▸ Short exercise:
Gather every line from the entries below that includes "content".

▸ Dataset records:
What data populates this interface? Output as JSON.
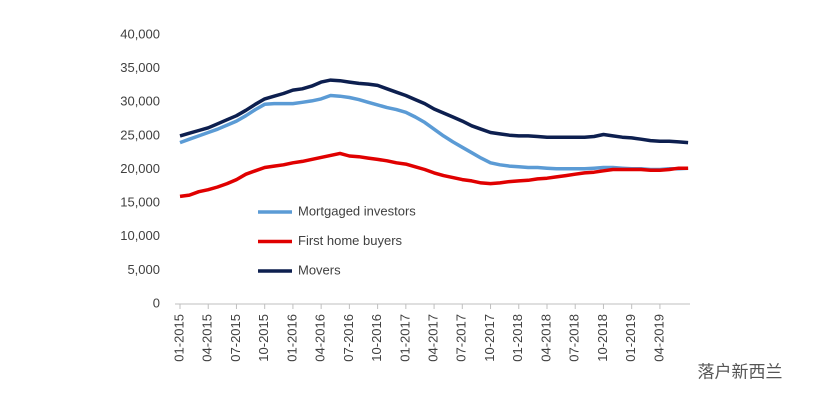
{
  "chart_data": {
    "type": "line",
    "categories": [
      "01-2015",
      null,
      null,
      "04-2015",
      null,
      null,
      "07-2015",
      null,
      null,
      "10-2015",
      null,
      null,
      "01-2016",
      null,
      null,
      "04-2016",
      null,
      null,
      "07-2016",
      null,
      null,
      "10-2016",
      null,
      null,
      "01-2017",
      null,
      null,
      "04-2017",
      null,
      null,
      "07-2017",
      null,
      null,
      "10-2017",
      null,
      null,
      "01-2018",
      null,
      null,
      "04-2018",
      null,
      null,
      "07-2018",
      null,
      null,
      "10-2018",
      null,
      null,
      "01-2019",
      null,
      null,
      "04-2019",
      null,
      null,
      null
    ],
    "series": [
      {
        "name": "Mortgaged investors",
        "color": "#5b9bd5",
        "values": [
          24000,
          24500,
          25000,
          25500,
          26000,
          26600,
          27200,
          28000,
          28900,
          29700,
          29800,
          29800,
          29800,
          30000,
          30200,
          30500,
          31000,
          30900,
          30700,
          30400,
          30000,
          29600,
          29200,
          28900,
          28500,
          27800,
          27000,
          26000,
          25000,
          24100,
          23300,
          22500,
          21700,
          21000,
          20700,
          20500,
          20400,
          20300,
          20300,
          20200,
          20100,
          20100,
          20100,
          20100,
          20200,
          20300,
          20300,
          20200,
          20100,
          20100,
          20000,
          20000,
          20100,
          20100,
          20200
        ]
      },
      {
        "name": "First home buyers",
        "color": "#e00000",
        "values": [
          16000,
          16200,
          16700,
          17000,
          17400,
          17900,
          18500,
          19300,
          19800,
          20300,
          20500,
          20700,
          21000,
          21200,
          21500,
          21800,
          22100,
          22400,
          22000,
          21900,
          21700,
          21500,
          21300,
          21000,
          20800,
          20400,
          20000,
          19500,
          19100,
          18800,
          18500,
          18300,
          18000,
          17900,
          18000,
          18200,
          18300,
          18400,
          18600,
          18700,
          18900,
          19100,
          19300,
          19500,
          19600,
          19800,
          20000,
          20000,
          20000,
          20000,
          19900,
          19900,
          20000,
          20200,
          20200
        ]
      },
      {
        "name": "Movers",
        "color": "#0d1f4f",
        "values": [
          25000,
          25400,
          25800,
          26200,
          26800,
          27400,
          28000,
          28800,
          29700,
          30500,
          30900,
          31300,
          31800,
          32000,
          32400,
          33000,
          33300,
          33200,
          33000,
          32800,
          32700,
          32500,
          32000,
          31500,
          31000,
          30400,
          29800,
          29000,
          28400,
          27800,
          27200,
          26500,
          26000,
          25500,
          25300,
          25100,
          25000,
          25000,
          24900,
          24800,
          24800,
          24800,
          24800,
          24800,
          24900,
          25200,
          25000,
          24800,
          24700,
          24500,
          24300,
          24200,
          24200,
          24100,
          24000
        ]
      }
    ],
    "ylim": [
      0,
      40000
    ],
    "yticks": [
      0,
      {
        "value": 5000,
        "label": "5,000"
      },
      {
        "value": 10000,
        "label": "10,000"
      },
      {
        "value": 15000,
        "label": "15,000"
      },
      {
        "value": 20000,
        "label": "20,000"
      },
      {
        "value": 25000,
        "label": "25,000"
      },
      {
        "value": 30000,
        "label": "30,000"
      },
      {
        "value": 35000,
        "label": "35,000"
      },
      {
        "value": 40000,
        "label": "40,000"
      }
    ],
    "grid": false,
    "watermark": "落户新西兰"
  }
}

==

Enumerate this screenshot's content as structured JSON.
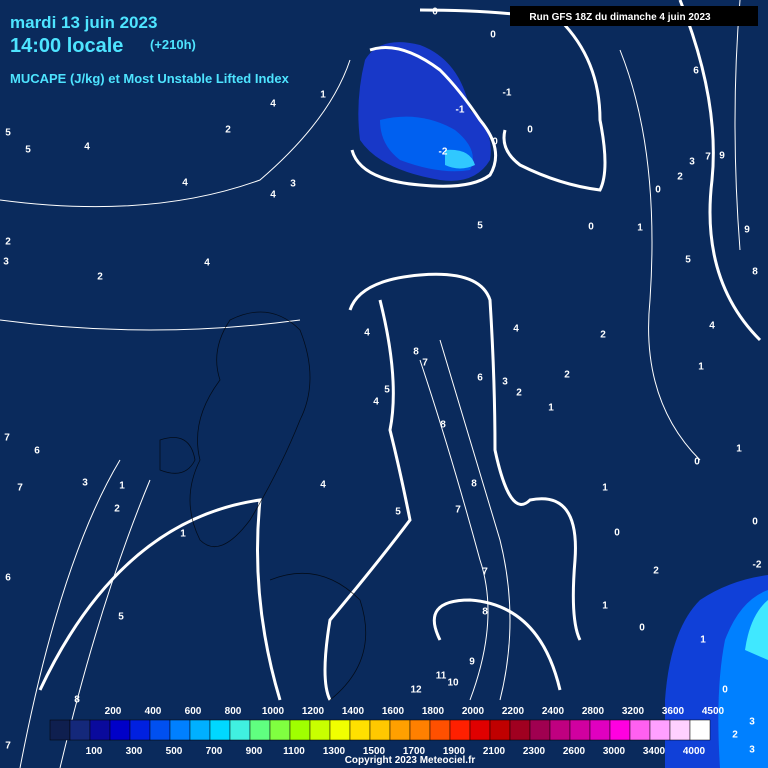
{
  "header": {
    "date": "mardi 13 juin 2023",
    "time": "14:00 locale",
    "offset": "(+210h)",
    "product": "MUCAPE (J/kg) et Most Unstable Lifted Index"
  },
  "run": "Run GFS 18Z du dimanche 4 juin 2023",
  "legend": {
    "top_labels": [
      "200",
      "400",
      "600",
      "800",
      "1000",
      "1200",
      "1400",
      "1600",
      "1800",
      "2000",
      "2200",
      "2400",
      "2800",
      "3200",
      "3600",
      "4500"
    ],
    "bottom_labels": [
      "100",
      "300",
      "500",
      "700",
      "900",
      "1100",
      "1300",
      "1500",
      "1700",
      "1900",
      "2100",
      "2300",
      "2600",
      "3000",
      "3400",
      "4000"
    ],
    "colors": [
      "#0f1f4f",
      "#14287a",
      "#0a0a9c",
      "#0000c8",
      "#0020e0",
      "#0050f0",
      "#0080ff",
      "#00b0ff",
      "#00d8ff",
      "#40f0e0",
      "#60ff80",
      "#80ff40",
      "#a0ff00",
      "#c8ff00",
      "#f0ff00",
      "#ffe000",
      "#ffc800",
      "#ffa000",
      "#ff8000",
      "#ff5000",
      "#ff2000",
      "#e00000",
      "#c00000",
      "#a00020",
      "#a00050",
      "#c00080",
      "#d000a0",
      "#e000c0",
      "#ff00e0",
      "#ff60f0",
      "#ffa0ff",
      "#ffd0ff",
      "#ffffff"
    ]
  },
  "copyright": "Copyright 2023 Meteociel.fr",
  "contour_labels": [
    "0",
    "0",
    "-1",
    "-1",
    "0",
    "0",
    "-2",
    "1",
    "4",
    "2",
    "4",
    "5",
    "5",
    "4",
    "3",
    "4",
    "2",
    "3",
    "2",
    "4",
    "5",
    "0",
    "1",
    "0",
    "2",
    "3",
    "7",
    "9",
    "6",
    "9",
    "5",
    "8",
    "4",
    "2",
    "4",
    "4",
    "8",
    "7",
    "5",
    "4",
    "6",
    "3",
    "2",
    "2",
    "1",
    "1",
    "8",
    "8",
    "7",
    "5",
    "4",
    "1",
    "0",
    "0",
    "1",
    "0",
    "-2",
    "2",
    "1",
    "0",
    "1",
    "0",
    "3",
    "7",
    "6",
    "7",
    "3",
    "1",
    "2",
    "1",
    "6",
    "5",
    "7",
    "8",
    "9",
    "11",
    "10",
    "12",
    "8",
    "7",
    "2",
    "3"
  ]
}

* * *

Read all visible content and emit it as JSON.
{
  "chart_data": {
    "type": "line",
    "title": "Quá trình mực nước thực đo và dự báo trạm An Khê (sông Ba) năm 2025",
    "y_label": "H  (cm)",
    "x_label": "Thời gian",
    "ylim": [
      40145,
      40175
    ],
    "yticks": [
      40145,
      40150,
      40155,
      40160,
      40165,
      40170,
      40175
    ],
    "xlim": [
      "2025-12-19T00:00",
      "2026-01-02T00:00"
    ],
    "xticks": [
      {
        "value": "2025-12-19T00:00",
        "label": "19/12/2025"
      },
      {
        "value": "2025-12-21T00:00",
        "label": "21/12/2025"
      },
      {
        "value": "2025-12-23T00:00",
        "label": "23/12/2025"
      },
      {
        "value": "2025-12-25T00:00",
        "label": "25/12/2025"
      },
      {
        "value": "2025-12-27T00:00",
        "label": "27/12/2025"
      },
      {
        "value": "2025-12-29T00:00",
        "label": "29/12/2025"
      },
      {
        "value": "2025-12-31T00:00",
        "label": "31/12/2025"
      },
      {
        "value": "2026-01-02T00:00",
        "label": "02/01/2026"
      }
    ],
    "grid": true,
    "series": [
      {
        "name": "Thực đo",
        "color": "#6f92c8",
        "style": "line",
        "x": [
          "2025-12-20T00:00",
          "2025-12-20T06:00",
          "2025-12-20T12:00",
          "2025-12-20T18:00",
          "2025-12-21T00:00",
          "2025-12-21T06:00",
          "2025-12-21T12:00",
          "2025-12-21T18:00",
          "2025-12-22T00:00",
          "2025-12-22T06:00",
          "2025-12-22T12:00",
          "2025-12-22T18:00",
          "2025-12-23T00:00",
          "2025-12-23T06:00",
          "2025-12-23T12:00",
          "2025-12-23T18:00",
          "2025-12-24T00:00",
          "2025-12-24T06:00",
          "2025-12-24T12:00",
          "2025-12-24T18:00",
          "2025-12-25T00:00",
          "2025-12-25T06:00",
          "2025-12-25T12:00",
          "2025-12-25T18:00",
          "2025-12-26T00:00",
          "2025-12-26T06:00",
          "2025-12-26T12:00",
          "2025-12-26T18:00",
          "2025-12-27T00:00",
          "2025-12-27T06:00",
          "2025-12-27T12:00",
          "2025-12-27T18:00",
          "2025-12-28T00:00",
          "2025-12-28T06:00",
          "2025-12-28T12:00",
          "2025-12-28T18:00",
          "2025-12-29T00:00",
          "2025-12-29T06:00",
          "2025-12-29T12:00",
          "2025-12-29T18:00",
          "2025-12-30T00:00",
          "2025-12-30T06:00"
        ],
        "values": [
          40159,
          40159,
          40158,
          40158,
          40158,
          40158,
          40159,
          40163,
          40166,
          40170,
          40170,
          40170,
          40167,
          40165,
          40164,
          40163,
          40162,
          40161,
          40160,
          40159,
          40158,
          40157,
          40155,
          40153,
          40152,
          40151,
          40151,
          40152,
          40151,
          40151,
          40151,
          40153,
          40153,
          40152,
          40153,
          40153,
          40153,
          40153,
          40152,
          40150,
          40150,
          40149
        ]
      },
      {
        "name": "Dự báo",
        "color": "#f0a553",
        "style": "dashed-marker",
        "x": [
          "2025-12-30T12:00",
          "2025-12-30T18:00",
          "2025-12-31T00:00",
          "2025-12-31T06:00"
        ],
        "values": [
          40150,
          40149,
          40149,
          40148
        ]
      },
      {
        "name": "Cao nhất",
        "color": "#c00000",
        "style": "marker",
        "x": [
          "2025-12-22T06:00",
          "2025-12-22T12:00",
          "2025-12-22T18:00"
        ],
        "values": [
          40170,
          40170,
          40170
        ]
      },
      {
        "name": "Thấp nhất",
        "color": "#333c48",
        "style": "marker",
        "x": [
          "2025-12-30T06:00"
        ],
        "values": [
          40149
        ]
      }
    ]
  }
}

▸ Answer to the problem:
Enumerate this screenshot's content as structured JSON.
Read all visible content and emit it as JSON.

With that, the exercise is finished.